**Your objective:** In the material below, find each line holding the string "Price" and copy it.

**Exercise data:**
──────────────────────────────

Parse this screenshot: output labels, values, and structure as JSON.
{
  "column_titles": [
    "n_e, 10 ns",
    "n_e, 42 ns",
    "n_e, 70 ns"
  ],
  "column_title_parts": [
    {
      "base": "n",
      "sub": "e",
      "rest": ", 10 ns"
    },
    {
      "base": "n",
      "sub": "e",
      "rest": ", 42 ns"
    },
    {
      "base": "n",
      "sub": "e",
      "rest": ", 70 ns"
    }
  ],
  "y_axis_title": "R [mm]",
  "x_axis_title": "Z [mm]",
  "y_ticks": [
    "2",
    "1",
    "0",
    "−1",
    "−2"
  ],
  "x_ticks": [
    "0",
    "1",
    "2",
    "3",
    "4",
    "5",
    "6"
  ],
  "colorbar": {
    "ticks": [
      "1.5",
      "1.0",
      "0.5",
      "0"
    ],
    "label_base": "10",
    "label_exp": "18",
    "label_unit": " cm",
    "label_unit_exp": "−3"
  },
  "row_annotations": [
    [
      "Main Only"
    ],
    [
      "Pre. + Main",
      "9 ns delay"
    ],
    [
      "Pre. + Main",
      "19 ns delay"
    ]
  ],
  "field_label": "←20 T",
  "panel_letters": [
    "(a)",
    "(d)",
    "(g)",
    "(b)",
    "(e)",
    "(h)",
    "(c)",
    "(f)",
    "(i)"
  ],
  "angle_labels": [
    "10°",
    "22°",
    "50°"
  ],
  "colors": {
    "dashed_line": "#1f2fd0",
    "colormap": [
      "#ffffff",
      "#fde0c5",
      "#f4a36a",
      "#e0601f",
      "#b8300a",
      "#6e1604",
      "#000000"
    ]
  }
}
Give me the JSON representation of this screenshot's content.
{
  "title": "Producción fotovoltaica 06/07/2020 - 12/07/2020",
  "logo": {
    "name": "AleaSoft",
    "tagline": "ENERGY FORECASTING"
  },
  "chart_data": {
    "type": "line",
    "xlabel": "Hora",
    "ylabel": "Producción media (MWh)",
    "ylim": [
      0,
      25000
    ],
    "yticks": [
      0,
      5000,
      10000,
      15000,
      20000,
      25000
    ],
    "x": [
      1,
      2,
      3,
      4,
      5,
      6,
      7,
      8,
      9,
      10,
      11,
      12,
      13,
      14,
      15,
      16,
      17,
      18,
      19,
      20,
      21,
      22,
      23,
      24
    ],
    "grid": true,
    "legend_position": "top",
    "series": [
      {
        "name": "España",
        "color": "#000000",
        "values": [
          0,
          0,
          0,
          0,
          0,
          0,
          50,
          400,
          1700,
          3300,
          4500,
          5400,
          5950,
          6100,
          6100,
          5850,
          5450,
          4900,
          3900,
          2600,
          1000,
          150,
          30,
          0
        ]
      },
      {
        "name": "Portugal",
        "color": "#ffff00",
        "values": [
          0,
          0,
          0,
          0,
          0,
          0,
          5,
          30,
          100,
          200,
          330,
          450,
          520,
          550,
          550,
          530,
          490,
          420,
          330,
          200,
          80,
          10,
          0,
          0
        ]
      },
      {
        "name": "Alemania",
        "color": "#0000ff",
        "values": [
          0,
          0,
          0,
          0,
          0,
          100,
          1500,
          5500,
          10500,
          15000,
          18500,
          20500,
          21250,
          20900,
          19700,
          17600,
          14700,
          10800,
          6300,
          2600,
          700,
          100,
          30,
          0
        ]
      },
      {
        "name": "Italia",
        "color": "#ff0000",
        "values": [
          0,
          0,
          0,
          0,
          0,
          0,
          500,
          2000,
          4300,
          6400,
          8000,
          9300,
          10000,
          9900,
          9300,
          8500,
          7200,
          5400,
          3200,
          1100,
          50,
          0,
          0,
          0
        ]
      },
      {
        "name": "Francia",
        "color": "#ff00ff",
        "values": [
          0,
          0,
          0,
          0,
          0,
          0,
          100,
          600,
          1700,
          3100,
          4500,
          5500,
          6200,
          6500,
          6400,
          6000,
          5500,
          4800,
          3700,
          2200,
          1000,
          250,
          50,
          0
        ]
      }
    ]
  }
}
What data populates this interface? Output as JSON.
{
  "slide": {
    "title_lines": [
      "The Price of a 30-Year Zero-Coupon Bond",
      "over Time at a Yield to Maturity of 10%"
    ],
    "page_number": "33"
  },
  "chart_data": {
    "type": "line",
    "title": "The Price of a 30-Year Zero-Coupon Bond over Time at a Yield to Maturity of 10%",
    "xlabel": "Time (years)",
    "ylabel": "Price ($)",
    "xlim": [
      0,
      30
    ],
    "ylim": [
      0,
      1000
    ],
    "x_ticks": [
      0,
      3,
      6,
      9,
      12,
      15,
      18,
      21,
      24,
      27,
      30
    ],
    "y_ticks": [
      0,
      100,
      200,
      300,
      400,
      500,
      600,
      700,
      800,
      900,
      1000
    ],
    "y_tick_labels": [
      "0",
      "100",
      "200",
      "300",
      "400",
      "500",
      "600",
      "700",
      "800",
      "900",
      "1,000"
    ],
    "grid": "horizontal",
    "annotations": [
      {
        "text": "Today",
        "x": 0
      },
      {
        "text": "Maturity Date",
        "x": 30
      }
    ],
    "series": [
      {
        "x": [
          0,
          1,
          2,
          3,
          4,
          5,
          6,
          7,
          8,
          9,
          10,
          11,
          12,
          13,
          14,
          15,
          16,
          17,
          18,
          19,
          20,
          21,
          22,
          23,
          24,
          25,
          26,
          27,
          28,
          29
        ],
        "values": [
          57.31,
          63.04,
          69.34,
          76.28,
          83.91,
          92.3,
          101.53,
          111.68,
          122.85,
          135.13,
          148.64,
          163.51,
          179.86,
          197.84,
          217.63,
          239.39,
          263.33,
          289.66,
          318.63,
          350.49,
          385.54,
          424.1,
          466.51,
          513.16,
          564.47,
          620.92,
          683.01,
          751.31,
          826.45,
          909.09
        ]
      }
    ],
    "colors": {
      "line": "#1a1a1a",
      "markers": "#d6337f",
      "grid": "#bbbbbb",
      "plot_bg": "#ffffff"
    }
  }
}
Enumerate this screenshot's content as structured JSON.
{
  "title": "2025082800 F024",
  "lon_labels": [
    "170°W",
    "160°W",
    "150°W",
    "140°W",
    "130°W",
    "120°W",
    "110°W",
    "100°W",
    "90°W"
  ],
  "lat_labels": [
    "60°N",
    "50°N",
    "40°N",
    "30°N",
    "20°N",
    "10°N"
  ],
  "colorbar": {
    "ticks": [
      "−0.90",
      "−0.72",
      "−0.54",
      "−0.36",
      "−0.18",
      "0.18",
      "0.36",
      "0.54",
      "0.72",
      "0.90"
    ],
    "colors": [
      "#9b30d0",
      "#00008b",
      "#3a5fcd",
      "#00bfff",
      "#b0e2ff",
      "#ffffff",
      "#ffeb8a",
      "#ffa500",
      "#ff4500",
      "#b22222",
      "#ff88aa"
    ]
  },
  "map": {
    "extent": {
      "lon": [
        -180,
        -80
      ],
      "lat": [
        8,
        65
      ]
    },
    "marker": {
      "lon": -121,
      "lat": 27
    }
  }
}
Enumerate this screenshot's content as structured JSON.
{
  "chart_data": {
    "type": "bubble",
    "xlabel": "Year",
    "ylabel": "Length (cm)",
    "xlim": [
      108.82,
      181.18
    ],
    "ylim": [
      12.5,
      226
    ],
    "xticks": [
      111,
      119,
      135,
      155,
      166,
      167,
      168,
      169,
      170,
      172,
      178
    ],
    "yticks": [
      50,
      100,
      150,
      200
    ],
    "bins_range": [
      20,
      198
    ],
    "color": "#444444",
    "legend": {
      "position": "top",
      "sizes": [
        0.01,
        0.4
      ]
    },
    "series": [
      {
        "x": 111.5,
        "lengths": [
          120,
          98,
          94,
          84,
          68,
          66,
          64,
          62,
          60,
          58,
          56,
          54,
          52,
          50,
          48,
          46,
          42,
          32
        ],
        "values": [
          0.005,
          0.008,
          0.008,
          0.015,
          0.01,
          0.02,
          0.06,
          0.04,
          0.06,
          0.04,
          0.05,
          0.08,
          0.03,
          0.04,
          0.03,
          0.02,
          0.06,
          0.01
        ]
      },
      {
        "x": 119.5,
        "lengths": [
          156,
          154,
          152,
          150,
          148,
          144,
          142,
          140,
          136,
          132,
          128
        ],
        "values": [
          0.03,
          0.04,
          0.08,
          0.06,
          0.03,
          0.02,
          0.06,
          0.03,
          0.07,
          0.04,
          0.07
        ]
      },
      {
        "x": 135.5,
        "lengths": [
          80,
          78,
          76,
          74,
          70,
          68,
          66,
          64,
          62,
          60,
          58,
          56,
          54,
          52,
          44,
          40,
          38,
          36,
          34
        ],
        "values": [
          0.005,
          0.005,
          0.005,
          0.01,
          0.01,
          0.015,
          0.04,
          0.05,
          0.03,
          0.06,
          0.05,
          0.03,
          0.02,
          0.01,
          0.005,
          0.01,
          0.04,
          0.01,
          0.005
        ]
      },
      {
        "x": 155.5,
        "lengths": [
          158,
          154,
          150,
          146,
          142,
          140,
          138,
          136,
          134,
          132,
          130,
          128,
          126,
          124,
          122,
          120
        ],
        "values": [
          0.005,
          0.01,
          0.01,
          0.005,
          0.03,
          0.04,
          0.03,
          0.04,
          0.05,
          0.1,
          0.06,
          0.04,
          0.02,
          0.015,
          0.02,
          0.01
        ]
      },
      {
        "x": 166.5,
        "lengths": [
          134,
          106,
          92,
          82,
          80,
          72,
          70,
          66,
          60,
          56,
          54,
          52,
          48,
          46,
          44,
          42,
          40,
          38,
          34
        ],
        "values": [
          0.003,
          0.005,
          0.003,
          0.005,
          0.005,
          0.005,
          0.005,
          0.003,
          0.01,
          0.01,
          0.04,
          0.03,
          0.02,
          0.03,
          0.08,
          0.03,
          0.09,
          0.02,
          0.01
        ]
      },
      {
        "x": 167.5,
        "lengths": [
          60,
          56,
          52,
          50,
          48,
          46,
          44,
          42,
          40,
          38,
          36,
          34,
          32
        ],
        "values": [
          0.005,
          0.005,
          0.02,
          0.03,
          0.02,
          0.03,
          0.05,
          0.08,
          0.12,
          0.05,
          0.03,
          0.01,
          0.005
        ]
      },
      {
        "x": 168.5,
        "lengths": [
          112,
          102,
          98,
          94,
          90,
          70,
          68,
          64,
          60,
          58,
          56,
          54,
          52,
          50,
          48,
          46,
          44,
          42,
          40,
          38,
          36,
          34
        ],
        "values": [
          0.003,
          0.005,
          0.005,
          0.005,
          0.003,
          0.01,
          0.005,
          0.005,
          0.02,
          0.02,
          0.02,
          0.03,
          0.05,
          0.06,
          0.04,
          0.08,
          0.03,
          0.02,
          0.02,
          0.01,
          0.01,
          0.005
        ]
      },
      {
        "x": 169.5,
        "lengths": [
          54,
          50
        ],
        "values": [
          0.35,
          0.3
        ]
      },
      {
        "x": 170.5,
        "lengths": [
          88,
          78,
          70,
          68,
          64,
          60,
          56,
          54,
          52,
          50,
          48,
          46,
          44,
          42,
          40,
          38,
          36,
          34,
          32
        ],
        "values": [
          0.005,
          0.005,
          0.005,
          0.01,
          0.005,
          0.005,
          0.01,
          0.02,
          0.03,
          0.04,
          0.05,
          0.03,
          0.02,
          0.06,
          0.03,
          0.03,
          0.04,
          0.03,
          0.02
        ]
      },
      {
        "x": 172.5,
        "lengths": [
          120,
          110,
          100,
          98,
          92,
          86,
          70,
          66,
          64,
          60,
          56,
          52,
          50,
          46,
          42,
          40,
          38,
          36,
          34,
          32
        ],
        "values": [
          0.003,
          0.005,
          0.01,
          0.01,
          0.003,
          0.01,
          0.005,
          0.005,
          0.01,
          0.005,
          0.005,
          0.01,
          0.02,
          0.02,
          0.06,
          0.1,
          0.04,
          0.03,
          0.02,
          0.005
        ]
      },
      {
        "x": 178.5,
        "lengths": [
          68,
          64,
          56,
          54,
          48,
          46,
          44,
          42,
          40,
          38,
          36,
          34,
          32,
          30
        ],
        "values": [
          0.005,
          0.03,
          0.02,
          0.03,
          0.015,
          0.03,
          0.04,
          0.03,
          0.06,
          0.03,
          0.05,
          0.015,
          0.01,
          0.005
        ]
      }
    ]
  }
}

──────────────────────────────

**Exercise solution:**
      "The Price of a 30-Year Zero-Coupon Bond",
    "title": "The Price of a 30-Year Zero-Coupon Bond over Time at a Yield to Maturity of 10%",
    "ylabel": "Price ($)",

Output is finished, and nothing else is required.